Directive:
Report every line below that holds the word "this".

[Collection entries]
--- START ---

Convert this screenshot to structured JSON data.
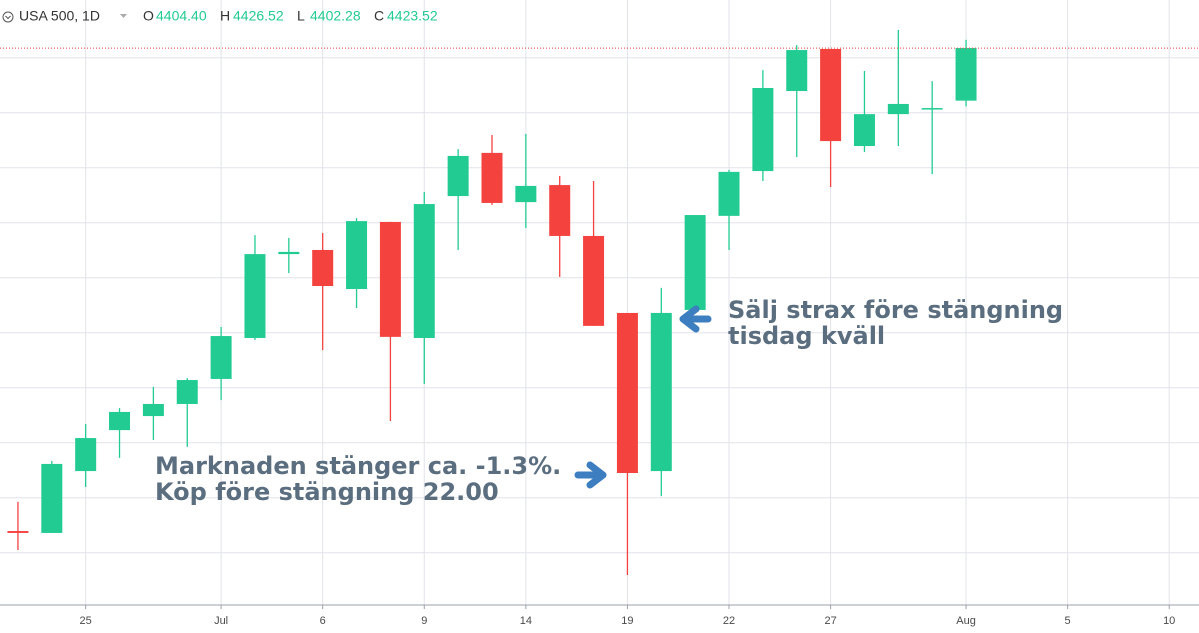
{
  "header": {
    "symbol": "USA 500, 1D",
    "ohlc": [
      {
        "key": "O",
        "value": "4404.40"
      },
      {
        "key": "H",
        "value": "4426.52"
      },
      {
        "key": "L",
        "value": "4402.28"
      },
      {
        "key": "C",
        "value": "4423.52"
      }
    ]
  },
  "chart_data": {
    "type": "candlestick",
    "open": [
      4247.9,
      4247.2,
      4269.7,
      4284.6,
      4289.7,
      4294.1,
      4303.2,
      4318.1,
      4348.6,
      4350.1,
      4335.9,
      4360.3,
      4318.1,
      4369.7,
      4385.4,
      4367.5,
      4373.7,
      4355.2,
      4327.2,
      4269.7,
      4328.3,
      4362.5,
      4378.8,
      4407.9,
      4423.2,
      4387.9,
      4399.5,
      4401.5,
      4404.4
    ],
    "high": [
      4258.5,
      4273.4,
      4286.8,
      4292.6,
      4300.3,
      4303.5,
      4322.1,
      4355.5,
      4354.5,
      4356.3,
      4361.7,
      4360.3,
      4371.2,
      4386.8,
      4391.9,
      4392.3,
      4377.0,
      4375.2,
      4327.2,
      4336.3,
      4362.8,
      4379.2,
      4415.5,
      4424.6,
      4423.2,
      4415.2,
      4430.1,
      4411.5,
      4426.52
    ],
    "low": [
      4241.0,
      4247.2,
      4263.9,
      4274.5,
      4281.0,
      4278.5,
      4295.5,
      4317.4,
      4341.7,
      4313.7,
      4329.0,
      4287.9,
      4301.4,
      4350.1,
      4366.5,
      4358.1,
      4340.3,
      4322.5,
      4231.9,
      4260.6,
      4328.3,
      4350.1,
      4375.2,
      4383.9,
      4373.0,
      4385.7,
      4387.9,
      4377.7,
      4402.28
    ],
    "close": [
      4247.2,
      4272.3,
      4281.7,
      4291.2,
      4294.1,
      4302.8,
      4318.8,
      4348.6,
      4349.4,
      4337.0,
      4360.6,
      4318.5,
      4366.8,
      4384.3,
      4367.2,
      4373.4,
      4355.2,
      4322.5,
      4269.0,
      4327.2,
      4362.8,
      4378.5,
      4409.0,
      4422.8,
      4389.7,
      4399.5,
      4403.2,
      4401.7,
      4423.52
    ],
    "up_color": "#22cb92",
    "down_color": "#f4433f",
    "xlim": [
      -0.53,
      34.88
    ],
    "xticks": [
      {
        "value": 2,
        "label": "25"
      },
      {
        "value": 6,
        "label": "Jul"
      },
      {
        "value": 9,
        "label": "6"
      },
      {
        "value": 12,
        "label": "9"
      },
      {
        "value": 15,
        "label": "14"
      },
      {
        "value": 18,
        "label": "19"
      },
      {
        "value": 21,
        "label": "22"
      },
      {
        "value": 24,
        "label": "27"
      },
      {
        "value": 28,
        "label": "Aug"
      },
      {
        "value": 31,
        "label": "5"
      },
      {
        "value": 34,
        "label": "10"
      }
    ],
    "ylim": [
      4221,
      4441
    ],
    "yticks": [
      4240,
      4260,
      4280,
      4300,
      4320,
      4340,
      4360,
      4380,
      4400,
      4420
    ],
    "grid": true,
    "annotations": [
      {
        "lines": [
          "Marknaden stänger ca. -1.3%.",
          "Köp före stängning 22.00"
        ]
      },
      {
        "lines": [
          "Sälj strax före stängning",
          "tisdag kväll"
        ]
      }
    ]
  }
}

--- END ---
--- START ---

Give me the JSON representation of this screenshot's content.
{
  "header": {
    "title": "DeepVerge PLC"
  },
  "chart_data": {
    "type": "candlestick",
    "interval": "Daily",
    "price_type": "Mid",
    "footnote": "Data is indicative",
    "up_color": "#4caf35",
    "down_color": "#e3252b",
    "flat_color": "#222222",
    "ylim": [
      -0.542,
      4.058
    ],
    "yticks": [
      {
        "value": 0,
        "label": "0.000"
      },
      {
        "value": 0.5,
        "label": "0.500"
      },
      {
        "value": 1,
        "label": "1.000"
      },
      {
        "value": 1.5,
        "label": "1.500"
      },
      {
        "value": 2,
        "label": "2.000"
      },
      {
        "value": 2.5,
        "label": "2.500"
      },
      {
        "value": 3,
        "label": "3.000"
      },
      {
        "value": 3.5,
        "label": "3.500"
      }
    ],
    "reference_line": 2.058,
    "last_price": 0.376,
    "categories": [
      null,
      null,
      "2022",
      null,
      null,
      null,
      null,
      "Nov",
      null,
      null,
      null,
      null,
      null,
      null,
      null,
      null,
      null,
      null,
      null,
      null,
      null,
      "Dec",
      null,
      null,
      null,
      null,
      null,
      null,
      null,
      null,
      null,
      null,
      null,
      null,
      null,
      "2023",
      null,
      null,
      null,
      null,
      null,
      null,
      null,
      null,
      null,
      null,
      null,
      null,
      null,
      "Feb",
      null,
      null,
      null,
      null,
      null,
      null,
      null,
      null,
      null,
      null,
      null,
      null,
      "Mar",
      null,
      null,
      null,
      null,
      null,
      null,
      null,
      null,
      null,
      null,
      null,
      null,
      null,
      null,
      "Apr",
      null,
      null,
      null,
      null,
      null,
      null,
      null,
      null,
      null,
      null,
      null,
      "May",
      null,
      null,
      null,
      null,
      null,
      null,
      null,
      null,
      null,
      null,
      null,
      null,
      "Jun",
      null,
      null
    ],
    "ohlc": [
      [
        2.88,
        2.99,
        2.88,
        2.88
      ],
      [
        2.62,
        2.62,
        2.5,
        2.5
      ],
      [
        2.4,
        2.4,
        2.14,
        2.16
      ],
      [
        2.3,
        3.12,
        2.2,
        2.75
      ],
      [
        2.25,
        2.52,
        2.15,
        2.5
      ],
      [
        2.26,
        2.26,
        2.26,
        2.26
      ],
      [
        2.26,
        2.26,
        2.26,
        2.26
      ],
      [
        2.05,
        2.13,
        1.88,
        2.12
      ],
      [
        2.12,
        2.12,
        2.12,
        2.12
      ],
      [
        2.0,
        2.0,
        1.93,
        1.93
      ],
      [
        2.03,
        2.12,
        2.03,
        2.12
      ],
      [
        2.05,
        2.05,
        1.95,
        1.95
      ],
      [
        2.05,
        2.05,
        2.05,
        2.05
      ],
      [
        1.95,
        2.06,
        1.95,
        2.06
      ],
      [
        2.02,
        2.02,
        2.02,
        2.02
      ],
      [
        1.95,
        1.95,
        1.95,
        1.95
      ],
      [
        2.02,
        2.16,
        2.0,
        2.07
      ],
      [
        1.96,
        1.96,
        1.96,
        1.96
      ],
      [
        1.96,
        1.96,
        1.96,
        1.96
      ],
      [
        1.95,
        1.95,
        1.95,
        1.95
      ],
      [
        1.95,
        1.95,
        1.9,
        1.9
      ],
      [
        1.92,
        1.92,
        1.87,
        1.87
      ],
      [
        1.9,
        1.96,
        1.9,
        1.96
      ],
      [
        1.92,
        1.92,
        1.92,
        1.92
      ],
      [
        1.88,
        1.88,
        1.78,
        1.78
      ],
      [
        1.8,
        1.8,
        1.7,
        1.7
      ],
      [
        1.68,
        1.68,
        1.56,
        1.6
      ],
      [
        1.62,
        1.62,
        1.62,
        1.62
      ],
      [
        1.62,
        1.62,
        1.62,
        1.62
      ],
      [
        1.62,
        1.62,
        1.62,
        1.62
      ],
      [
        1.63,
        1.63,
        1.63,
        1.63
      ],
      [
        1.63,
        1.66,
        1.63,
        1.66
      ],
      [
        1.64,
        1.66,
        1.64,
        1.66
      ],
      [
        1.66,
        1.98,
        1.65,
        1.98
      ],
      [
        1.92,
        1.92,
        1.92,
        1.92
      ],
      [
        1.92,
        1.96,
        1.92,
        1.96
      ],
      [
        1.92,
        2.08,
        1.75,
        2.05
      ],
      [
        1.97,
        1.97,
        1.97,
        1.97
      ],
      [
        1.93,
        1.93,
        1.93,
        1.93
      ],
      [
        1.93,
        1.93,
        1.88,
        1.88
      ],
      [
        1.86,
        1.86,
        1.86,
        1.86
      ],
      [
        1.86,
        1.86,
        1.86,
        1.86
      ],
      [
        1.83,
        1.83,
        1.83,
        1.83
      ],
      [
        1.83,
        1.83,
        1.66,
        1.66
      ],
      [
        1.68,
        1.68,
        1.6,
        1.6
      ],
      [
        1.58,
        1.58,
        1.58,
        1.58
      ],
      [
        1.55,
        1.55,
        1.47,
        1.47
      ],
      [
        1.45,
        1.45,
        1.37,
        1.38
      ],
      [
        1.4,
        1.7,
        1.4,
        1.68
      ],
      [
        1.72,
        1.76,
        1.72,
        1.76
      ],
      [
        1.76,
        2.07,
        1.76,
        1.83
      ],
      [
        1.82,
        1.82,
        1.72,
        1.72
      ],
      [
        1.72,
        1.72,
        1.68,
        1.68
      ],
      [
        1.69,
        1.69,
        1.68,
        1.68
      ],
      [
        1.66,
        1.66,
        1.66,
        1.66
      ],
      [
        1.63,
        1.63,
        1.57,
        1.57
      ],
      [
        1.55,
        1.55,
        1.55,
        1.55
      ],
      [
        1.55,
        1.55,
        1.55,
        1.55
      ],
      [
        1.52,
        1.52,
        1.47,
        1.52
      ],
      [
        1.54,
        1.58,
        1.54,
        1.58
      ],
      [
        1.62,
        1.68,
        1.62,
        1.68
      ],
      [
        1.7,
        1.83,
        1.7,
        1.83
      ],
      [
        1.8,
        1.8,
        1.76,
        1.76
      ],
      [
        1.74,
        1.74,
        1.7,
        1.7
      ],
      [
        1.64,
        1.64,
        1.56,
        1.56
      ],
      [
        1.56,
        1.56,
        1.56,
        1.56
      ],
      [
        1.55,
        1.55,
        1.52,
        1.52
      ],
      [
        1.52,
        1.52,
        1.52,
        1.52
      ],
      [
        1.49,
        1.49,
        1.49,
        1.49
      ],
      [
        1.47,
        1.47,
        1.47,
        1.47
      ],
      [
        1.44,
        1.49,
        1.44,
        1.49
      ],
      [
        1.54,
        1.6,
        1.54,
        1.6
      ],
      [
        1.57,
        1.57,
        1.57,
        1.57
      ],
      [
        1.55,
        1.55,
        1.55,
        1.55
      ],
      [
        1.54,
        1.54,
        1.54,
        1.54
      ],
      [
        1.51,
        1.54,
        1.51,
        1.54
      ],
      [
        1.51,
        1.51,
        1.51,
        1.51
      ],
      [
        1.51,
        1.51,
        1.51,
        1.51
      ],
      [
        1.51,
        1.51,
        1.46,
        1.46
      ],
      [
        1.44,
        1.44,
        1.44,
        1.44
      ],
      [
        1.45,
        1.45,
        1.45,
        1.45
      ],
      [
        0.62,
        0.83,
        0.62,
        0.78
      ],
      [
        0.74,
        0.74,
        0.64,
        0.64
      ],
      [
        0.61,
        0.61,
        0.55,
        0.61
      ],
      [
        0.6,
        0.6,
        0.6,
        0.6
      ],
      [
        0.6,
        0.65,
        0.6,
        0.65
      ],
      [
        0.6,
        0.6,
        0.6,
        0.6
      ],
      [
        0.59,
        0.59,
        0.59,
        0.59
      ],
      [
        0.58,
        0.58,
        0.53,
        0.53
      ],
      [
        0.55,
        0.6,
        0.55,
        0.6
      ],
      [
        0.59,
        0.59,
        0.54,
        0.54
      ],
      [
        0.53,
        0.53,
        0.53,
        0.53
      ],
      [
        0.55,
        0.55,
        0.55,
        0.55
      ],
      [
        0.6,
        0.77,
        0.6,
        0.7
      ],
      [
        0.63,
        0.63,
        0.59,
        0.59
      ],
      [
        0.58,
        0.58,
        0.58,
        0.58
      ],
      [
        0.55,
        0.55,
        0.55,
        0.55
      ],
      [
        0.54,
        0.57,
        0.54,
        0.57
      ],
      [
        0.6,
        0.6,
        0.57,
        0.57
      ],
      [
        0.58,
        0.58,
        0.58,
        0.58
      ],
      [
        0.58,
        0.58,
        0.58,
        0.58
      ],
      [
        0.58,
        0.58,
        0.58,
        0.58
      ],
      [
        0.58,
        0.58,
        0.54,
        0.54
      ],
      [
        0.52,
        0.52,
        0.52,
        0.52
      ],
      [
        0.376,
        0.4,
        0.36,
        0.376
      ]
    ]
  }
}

--- END ---
--- START ---

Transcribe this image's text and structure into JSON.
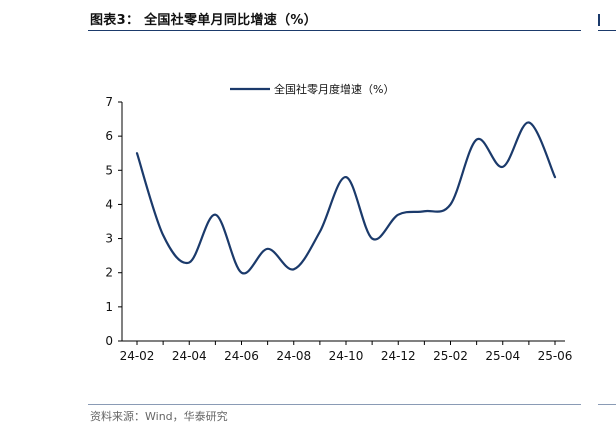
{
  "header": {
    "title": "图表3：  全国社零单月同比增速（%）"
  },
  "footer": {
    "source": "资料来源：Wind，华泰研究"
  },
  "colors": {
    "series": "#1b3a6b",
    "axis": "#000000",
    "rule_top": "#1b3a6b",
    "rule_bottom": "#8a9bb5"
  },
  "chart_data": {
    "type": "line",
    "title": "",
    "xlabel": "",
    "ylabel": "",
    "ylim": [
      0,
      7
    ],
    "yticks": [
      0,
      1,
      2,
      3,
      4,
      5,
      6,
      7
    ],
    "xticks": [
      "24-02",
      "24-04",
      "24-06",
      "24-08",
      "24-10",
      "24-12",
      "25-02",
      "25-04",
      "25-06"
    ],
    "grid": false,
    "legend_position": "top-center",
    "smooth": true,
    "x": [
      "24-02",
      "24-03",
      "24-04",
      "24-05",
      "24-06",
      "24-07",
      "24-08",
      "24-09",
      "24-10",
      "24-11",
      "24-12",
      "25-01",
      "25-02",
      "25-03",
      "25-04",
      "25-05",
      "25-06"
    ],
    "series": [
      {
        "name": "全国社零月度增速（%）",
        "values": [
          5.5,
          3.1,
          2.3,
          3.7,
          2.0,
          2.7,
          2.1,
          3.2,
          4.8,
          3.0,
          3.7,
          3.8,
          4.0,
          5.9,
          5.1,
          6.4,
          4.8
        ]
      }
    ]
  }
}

--- END ---

Final result:
Convert this screenshot to structured JSON data.
Give me the JSON representation of this screenshot's content.
Transcribe this image's text and structure into JSON.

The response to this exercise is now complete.